EXERCISE INSTRUCTIONS: Retype the full set of records. Keep every character identical.

TASK MATERIAL:

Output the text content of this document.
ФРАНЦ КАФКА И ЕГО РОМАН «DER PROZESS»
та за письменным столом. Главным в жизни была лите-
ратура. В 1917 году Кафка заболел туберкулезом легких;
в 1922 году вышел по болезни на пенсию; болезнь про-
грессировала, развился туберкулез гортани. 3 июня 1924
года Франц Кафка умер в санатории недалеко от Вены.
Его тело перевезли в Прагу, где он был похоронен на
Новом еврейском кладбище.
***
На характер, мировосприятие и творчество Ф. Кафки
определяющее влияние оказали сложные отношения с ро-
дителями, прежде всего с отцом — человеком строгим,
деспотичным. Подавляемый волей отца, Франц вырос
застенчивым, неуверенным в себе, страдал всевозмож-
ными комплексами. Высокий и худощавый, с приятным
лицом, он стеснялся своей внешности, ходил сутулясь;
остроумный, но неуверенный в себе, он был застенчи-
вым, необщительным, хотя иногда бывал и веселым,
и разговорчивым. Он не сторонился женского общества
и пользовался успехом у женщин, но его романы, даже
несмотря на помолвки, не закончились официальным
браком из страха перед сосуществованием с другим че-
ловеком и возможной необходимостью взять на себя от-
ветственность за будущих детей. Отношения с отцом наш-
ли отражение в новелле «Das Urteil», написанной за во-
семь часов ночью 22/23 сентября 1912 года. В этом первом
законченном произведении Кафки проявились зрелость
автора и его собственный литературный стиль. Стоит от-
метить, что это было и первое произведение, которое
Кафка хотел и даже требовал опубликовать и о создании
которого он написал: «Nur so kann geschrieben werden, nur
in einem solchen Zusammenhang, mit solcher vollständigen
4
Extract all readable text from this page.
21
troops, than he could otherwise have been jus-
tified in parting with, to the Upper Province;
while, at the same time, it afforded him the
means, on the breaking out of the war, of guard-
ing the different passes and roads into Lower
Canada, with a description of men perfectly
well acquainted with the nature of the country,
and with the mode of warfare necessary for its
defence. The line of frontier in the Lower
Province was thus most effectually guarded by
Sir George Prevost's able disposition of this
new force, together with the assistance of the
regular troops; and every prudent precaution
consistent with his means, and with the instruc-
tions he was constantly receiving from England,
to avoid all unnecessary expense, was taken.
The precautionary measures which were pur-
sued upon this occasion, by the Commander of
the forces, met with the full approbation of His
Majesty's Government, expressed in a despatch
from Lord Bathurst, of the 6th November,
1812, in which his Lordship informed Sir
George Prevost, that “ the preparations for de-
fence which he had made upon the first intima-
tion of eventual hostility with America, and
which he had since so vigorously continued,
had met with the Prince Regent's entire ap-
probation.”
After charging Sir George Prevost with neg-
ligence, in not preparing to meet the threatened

TASK SOLUTION:
Output the text content of this document.
ФРАНЦ КАФКА И ЕГО РОМАН «DER PROZESS»
та за письменным столом. Главным в жизни была лите-
ратура. В 1917 году Кафка заболел туберкулезом легких;
в 1922 году вышел по болезни на пенсию; болезнь про-
грессировала, развился туберкулез гортани. 3 июня 1924
года Франц Кафка умер в санатории недалеко от Вены.
Его тело перевезли в Прагу, где он был похоронен на
Новом еврейском кладбище.
***
На характер, мировосприятие и творчество Ф. Кафки
определяющее влияние оказали сложные отношения с ро-
дителями, прежде всего с отцом — человеком строгим,
деспотичным. Подавляемый волей отца, Франц вырос
застенчивым, неуверенным в себе, страдал всевозмож-
ными комплексами. Высокий и худощавый, с приятным
лицом, он стеснялся своей внешности, ходил сутулясь;
остроумный, но неуверенный в себе, он был застенчи-
вым, необщительным, хотя иногда бывал и веселым,
и разговорчивым. Он не сторонился женского общества
и пользовался успехом у женщин, но его романы, даже
несмотря на помолвки, не закончились официальным
браком из страха перед сосуществованием с другим че-
ловеком и возможной необходимостью взять на себя от-
ветственность за будущих детей. Отношения с отцом наш-
ли отражение в новелле «Das Urteil», написанной за во-
семь часов ночью 22/23 сентября 1912 года. В этом первом
законченном произведении Кафки проявились зрелость
автора и его собственный литературный стиль. Стоит от-
метить, что это было и первое произведение, которое
Кафка хотел и даже требовал опубликовать и о создании
которого он написал: «Nur so kann geschrieben werden, nur
in einem solchen Zusammenhang, mit solcher vollständigen
4
Extract all readable text from this page.
21
troops, than he could otherwise have been jus-
tified in parting with, to the Upper Province;
while, at the same time, it afforded him the
means, on the breaking out of the war, of guard-
ing the different passes and roads into Lower
Canada, with a description of men perfectly
well acquainted with the nature of the country,
and with the mode of warfare necessary for its
defence. The line of frontier in the Lower
Province was thus most effectually guarded by
Sir George Prevost's able disposition of this
new force, together with the assistance of the
regular troops; and every prudent precaution
consistent with his means, and with the instruc-
tions he was constantly receiving from England,
to avoid all unnecessary expense, was taken.
The precautionary measures which were pur-
sued upon this occasion, by the Commander of
the forces, met with the full approbation of His
Majesty's Government, expressed in a despatch
from Lord Bathurst, of the 6th November,
1812, in which his Lordship informed Sir
George Prevost, that “ the preparations for de-
fence which he had made upon the first intima-
tion of eventual hostility with America, and
which he had since so vigorously continued,
had met with the Prince Regent's entire ap-
probation.”
After charging Sir George Prevost with neg-
ligence, in not preparing to meet the threatened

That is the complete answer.